* START *
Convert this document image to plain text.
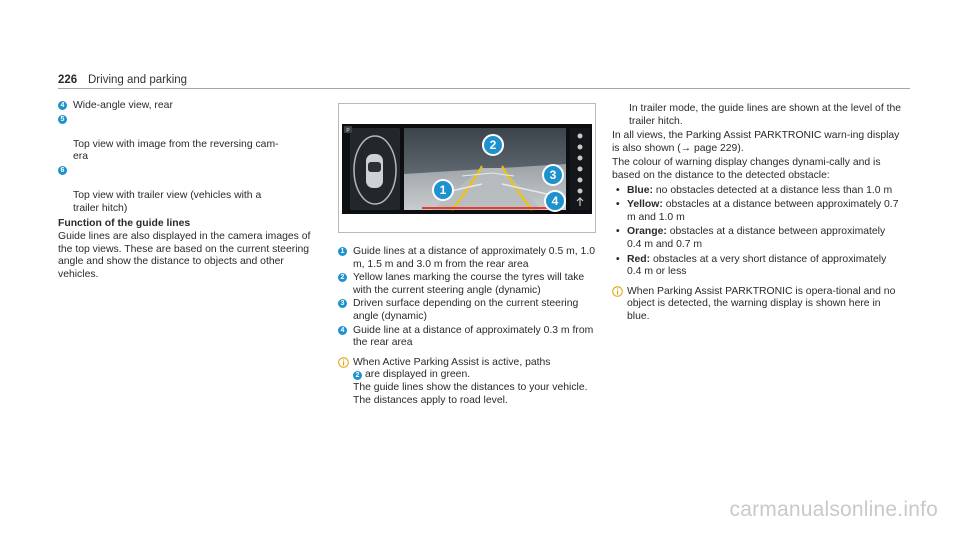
226 Driving and parking
4 Wide-angle view, rear

5

Top view with image from the reversing cam-
era

6

Top view with trailer view (vehicles with a
trailer hitch)

Function of the guide lines
Guide lines are also displayed in the camera images of the top views. These are based on the current steering angle and show the distance to objects and other vehicles.
P
1
2
3
4
1 Guide lines at a distance of approximately 0.5 m, 1.0 m, 1.5 m and 3.0 m from the rear area
2 Yellow lanes marking the course the tyres will take with the current steering angle (dynamic)
3 Driven surface depending on the current steering angle (dynamic)
4 Guide line at a distance of approximately 0.3 m from the rear area
When Active Parking Assist is active, paths
2 are displayed in green.
The guide lines show the distances to your vehicle. The distances apply to road level.
In trailer mode, the guide lines are shown at the level of the trailer hitch.
In all views, the Parking Assist PARKTRONIC warn-ing display is also shown (→ page 229).
The colour of warning display changes dynami-cally and is based on the distance to the detected obstacle:
• Blue: no obstacles detected at a distance less than 1.0 m
• Yellow: obstacles at a distance between approximately 0.7 m and 1.0 m
• Orange: obstacles at a distance between approximately 0.4 m and 0.7 m
• Red: obstacles at a very short distance of approximately 0.4 m or less
When Parking Assist PARKTRONIC is opera-tional and no object is detected, the warning display is shown here in blue.
carmanualsonline.info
* END *
What you are asked to do: Take the listing above and print it exactly, apart from the pictures.

Result of this exercise:
Convert this document image to plain text.
226 Driving and parking
4 Wide-angle view, rear

5

Top view with image from the reversing cam-
era

6

Top view with trailer view (vehicles with a
trailer hitch)

Function of the guide lines
Guide lines are also displayed in the camera images of the top views. These are based on the current steering angle and show the distance to objects and other vehicles.
P
1
2
3
4
1 Guide lines at a distance of approximately 0.5 m, 1.0 m, 1.5 m and 3.0 m from the rear area
2 Yellow lanes marking the course the tyres will take with the current steering angle (dynamic)
3 Driven surface depending on the current steering angle (dynamic)
4 Guide line at a distance of approximately 0.3 m from the rear area
When Active Parking Assist is active, paths
2 are displayed in green.
The guide lines show the distances to your vehicle. The distances apply to road level.
In trailer mode, the guide lines are shown at the level of the trailer hitch.
In all views, the Parking Assist PARKTRONIC warn-ing display is also shown (→ page 229).
The colour of warning display changes dynami-cally and is based on the distance to the detected obstacle:
• Blue: no obstacles detected at a distance less than 1.0 m
• Yellow: obstacles at a distance between approximately 0.7 m and 1.0 m
• Orange: obstacles at a distance between approximately 0.4 m and 0.7 m
• Red: obstacles at a very short distance of approximately 0.4 m or less
When Parking Assist PARKTRONIC is opera-tional and no object is detected, the warning display is shown here in blue.
carmanualsonline.info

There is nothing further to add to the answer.